[START Extracted records]
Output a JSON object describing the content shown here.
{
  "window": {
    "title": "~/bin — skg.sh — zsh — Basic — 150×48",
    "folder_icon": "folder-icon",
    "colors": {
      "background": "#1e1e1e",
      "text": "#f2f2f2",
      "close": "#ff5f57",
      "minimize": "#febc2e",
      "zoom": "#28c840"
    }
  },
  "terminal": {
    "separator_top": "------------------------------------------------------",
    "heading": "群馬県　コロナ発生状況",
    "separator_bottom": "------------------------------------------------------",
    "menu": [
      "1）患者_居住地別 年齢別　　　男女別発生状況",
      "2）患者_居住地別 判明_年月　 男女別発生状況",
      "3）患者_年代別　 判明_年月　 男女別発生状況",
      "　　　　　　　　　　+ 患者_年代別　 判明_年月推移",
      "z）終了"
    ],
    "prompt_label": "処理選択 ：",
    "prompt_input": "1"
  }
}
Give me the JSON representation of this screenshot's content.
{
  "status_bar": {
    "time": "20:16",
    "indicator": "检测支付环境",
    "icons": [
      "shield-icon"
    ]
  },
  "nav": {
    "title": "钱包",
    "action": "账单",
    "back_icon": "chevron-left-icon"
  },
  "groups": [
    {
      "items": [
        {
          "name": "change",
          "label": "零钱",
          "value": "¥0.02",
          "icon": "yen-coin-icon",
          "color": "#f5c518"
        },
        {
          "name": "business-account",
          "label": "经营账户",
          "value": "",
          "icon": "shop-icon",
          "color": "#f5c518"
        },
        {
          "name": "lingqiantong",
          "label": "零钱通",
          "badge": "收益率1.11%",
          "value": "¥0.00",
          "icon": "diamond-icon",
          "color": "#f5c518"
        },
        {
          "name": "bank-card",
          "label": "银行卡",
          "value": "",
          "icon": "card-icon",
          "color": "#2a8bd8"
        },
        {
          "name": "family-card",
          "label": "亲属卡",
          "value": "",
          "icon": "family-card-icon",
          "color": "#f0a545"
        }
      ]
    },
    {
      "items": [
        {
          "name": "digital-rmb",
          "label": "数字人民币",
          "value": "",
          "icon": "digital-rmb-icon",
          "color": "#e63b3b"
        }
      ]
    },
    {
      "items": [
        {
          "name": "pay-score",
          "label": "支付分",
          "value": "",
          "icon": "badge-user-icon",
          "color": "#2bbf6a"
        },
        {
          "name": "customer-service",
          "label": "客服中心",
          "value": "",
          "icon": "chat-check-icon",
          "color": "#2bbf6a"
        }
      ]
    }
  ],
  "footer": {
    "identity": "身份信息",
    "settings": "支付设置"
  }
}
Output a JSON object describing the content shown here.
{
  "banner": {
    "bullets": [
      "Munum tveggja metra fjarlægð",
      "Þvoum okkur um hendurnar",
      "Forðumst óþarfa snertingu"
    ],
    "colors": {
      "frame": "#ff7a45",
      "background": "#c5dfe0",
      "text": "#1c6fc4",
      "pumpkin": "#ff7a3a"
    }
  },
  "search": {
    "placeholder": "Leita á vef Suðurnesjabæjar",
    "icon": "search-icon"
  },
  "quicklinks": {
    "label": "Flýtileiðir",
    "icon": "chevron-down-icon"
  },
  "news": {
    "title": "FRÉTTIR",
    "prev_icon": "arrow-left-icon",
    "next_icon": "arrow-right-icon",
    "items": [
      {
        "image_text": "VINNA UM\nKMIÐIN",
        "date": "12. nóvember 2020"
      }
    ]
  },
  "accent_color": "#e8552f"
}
[END Extracted records]
**Your task**
All the data must be duplicated exactly, with nothing added or removed.

**Answer below**
Output a JSON object describing the content shown here.
{
  "window": {
    "title": "~/bin — skg.sh — zsh — Basic — 150×48",
    "folder_icon": "folder-icon",
    "colors": {
      "background": "#1e1e1e",
      "text": "#f2f2f2",
      "close": "#ff5f57",
      "minimize": "#febc2e",
      "zoom": "#28c840"
    }
  },
  "terminal": {
    "separator_top": "------------------------------------------------------",
    "heading": "群馬県　コロナ発生状況",
    "separator_bottom": "------------------------------------------------------",
    "menu": [
      "1）患者_居住地別 年齢別　　　男女別発生状況",
      "2）患者_居住地別 判明_年月　 男女別発生状況",
      "3）患者_年代別　 判明_年月　 男女別発生状況",
      "　　　　　　　　　　+ 患者_年代別　 判明_年月推移",
      "z）終了"
    ],
    "prompt_label": "処理選択 ：",
    "prompt_input": "1"
  }
}
Give me the JSON representation of this screenshot's content.
{
  "status_bar": {
    "time": "20:16",
    "indicator": "检测支付环境",
    "icons": [
      "shield-icon"
    ]
  },
  "nav": {
    "title": "钱包",
    "action": "账单",
    "back_icon": "chevron-left-icon"
  },
  "groups": [
    {
      "items": [
        {
          "name": "change",
          "label": "零钱",
          "value": "¥0.02",
          "icon": "yen-coin-icon",
          "color": "#f5c518"
        },
        {
          "name": "business-account",
          "label": "经营账户",
          "value": "",
          "icon": "shop-icon",
          "color": "#f5c518"
        },
        {
          "name": "lingqiantong",
          "label": "零钱通",
          "badge": "收益率1.11%",
          "value": "¥0.00",
          "icon": "diamond-icon",
          "color": "#f5c518"
        },
        {
          "name": "bank-card",
          "label": "银行卡",
          "value": "",
          "icon": "card-icon",
          "color": "#2a8bd8"
        },
        {
          "name": "family-card",
          "label": "亲属卡",
          "value": "",
          "icon": "family-card-icon",
          "color": "#f0a545"
        }
      ]
    },
    {
      "items": [
        {
          "name": "digital-rmb",
          "label": "数字人民币",
          "value": "",
          "icon": "digital-rmb-icon",
          "color": "#e63b3b"
        }
      ]
    },
    {
      "items": [
        {
          "name": "pay-score",
          "label": "支付分",
          "value": "",
          "icon": "badge-user-icon",
          "color": "#2bbf6a"
        },
        {
          "name": "customer-service",
          "label": "客服中心",
          "value": "",
          "icon": "chat-check-icon",
          "color": "#2bbf6a"
        }
      ]
    }
  ],
  "footer": {
    "identity": "身份信息",
    "settings": "支付设置"
  }
}
Output a JSON object describing the content shown here.
{
  "banner": {
    "bullets": [
      "Munum tveggja metra fjarlægð",
      "Þvoum okkur um hendurnar",
      "Forðumst óþarfa snertingu"
    ],
    "colors": {
      "frame": "#ff7a45",
      "background": "#c5dfe0",
      "text": "#1c6fc4",
      "pumpkin": "#ff7a3a"
    }
  },
  "search": {
    "placeholder": "Leita á vef Suðurnesjabæjar",
    "icon": "search-icon"
  },
  "quicklinks": {
    "label": "Flýtileiðir",
    "icon": "chevron-down-icon"
  },
  "news": {
    "title": "FRÉTTIR",
    "prev_icon": "arrow-left-icon",
    "next_icon": "arrow-right-icon",
    "items": [
      {
        "image_text": "VINNA UM\nKMIÐIN",
        "date": "12. nóvember 2020"
      }
    ]
  },
  "accent_color": "#e8552f"
}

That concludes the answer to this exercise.